*PROBLEM REQUIREMENTS*
Copy every line of the data that includes the string "Bleach".

----- DATASET ROWS

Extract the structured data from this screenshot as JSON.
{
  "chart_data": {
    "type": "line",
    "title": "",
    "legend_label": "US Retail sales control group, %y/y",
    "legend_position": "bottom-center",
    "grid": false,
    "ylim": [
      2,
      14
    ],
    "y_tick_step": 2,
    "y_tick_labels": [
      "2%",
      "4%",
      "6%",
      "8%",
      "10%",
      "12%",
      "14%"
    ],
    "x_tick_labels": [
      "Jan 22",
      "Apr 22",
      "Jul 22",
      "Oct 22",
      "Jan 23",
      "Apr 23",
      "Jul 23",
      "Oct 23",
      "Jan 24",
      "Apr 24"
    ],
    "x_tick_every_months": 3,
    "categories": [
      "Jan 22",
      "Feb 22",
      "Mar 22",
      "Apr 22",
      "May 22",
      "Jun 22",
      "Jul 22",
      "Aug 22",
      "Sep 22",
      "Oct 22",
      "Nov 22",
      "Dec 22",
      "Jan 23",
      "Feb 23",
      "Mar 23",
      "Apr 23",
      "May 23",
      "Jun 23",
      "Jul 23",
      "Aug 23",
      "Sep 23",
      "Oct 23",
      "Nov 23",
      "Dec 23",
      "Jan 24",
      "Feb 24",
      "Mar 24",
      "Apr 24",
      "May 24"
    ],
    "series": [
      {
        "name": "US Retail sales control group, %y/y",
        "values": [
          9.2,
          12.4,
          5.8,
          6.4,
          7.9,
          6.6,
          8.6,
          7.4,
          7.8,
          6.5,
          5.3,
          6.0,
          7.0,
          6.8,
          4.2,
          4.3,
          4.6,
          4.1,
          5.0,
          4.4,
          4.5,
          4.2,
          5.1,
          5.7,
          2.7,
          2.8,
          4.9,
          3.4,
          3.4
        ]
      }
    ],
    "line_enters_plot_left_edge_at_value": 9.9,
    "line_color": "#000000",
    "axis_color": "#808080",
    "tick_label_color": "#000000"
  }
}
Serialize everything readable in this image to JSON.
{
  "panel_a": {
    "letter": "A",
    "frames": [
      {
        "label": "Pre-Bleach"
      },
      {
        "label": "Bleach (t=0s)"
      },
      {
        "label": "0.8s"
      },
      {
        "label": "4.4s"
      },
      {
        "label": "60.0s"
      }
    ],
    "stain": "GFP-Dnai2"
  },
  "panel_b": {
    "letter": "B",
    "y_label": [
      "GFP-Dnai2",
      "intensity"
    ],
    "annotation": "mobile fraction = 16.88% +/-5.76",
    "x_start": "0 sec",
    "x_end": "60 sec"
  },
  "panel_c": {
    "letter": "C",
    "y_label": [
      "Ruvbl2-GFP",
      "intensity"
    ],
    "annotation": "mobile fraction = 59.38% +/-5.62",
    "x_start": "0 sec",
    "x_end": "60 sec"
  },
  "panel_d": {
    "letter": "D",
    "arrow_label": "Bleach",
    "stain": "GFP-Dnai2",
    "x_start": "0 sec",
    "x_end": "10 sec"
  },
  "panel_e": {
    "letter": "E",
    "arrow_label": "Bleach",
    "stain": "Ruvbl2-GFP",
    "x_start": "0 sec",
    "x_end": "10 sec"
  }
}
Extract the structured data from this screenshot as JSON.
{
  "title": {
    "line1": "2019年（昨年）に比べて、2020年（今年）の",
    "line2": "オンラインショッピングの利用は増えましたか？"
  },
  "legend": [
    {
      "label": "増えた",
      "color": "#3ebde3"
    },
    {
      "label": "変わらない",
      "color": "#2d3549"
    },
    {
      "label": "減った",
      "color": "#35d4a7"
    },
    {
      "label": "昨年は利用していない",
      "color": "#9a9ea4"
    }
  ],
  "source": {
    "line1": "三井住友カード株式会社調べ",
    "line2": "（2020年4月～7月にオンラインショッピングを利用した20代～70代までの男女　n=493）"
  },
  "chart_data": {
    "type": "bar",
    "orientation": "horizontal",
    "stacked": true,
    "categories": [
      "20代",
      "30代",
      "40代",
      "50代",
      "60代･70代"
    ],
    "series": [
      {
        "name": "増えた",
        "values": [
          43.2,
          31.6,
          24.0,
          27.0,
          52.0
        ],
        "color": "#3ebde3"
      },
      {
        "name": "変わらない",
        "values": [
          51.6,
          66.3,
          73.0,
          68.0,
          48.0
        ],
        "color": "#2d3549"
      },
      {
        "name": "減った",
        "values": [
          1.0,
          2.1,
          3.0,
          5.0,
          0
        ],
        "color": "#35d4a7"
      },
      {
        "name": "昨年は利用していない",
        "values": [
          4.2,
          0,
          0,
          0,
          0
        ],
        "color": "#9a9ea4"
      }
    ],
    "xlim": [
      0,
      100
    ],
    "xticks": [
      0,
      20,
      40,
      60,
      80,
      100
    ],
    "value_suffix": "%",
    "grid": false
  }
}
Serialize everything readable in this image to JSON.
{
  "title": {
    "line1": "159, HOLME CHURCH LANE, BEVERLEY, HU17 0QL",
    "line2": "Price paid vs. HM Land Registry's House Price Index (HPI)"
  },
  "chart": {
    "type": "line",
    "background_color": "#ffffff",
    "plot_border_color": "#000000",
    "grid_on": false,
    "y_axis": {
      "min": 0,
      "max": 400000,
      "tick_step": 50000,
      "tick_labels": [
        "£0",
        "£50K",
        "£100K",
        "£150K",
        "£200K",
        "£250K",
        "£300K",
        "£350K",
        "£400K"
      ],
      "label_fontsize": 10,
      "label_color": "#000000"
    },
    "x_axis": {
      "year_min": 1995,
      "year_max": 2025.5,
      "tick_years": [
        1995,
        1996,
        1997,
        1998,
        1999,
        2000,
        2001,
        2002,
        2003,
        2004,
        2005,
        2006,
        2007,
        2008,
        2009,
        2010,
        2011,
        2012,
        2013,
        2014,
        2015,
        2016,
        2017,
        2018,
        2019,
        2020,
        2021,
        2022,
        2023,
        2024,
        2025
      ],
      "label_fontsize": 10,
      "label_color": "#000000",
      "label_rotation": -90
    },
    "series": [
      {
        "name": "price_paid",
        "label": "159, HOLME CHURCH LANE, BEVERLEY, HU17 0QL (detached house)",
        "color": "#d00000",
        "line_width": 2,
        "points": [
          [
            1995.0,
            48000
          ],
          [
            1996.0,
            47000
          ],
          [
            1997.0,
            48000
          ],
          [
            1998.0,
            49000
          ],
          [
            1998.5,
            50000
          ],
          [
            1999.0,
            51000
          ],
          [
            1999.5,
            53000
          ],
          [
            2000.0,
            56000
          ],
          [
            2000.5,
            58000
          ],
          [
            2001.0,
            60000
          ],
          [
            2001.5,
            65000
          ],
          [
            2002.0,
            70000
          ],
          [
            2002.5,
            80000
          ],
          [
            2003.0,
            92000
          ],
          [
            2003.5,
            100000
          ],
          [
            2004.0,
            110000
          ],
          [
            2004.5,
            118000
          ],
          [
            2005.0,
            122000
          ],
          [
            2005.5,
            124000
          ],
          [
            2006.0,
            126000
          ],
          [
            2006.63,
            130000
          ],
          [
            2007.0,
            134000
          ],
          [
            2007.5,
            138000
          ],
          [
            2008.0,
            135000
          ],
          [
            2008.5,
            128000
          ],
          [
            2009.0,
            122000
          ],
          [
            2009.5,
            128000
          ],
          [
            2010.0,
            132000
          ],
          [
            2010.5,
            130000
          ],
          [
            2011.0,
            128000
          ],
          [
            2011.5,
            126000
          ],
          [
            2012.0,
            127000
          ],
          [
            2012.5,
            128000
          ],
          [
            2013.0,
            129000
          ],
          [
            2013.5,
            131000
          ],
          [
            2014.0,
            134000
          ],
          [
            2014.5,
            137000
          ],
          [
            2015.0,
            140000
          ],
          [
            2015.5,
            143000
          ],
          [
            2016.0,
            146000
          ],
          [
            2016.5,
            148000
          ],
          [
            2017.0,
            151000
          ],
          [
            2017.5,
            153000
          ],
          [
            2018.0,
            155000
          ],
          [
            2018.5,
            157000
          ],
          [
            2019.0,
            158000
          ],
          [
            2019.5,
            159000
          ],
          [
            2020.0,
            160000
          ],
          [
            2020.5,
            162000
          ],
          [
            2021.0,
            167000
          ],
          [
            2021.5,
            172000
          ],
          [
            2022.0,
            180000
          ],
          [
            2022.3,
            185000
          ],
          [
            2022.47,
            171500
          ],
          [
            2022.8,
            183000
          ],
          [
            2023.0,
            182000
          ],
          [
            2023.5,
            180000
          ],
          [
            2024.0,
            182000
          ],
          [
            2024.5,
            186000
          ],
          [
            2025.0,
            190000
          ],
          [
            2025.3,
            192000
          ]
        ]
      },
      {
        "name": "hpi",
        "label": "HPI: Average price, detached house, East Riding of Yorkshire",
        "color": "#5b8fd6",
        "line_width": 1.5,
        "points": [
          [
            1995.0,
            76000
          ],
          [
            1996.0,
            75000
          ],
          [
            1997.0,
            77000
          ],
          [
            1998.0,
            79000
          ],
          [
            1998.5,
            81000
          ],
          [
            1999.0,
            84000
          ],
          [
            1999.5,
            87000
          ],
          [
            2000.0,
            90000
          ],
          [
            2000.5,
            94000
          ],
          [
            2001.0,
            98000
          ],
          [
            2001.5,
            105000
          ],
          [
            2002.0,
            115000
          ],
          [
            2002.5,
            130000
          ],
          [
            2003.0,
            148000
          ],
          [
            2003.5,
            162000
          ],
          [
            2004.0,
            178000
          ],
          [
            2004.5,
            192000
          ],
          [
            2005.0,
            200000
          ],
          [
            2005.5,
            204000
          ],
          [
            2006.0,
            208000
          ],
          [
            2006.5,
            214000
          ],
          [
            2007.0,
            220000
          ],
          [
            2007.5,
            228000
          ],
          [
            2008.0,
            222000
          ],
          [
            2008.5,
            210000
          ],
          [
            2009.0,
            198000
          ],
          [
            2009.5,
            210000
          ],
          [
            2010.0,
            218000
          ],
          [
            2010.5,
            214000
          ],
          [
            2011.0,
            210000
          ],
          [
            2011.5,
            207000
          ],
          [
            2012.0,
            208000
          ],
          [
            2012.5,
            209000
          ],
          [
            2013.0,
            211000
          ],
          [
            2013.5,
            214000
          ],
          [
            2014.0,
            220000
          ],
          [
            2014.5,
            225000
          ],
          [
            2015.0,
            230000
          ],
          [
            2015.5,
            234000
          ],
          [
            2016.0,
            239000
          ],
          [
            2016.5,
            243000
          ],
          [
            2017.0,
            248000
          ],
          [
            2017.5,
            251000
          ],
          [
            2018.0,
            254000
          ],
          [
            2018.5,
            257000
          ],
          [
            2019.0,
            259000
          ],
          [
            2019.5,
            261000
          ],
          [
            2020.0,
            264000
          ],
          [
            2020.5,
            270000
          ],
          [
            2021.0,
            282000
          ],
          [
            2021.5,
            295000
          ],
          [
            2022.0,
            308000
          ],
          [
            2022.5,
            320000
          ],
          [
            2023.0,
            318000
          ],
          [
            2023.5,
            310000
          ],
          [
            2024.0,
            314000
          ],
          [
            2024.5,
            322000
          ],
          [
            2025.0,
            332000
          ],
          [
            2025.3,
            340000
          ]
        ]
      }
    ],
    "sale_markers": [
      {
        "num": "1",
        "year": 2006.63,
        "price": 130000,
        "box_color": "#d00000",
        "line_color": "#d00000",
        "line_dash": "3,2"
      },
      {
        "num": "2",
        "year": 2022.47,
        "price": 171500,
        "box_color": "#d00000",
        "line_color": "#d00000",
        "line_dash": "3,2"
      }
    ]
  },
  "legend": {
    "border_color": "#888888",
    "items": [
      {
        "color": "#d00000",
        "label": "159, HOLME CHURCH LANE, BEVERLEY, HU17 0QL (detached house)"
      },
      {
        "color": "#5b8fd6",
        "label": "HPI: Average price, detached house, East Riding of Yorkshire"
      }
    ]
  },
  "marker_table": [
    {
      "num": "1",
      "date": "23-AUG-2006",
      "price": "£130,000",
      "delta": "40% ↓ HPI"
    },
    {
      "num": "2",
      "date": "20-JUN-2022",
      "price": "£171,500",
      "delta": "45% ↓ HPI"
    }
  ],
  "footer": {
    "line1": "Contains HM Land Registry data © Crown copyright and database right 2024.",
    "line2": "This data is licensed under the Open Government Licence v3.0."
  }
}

----------

*ANSWER TO THE PROBLEM*
        "label": "Pre-Bleach"
        "label": "Bleach (t=0s)"
    "arrow_label": "Bleach",
    "arrow_label": "Bleach",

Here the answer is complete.